- [Data provided]:
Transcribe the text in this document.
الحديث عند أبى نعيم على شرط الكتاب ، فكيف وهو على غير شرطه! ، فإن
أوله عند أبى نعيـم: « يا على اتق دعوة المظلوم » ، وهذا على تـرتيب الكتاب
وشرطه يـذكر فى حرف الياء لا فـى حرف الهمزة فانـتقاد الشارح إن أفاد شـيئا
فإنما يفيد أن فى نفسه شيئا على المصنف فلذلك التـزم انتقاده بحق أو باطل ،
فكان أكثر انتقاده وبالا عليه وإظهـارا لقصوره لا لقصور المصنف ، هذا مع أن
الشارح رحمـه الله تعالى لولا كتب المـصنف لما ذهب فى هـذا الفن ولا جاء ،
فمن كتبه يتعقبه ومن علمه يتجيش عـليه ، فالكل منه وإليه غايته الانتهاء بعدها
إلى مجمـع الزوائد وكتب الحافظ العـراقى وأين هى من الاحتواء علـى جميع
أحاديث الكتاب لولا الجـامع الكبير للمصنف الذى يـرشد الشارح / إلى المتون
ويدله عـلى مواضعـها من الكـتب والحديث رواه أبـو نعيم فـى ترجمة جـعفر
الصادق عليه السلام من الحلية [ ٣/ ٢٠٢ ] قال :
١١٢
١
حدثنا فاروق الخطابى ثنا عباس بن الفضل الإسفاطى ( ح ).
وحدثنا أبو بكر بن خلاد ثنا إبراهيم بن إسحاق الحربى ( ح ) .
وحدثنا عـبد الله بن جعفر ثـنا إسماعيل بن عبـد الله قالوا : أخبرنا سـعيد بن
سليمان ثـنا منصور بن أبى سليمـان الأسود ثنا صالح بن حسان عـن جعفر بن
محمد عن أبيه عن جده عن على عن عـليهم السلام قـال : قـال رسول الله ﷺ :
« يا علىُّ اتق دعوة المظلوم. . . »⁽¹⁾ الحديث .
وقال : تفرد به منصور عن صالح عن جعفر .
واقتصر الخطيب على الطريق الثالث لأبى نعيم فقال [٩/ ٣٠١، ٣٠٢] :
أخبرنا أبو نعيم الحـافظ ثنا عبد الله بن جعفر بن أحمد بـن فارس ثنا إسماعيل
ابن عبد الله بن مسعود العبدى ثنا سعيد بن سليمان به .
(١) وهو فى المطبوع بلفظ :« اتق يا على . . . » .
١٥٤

- [Brief]:
Reproduce the full listing above, character for character.

- [In response]:
Transcribe the text in this document.
الحديث عند أبى نعيم على شرط الكتاب ، فكيف وهو على غير شرطه! ، فإن
أوله عند أبى نعيـم: « يا على اتق دعوة المظلوم » ، وهذا على تـرتيب الكتاب
وشرطه يـذكر فى حرف الياء لا فـى حرف الهمزة فانـتقاد الشارح إن أفاد شـيئا
فإنما يفيد أن فى نفسه شيئا على المصنف فلذلك التـزم انتقاده بحق أو باطل ،
فكان أكثر انتقاده وبالا عليه وإظهـارا لقصوره لا لقصور المصنف ، هذا مع أن
الشارح رحمـه الله تعالى لولا كتب المـصنف لما ذهب فى هـذا الفن ولا جاء ،
فمن كتبه يتعقبه ومن علمه يتجيش عـليه ، فالكل منه وإليه غايته الانتهاء بعدها
إلى مجمـع الزوائد وكتب الحافظ العـراقى وأين هى من الاحتواء علـى جميع
أحاديث الكتاب لولا الجـامع الكبير للمصنف الذى يـرشد الشارح / إلى المتون
ويدله عـلى مواضعـها من الكـتب والحديث رواه أبـو نعيم فـى ترجمة جـعفر
الصادق عليه السلام من الحلية [ ٣/ ٢٠٢ ] قال :
١١٢
١
حدثنا فاروق الخطابى ثنا عباس بن الفضل الإسفاطى ( ح ).
وحدثنا أبو بكر بن خلاد ثنا إبراهيم بن إسحاق الحربى ( ح ) .
وحدثنا عـبد الله بن جعفر ثـنا إسماعيل بن عبـد الله قالوا : أخبرنا سـعيد بن
سليمان ثـنا منصور بن أبى سليمـان الأسود ثنا صالح بن حسان عـن جعفر بن
محمد عن أبيه عن جده عن على عن عـليهم السلام قـال : قـال رسول الله ﷺ :
« يا علىُّ اتق دعوة المظلوم. . . »⁽¹⁾ الحديث .
وقال : تفرد به منصور عن صالح عن جعفر .
واقتصر الخطيب على الطريق الثالث لأبى نعيم فقال [٩/ ٣٠١، ٣٠٢] :
أخبرنا أبو نعيم الحـافظ ثنا عبد الله بن جعفر بن أحمد بـن فارس ثنا إسماعيل
ابن عبد الله بن مسعود العبدى ثنا سعيد بن سليمان به .
(١) وهو فى المطبوع بلفظ :« اتق يا على . . . » .
١٥٤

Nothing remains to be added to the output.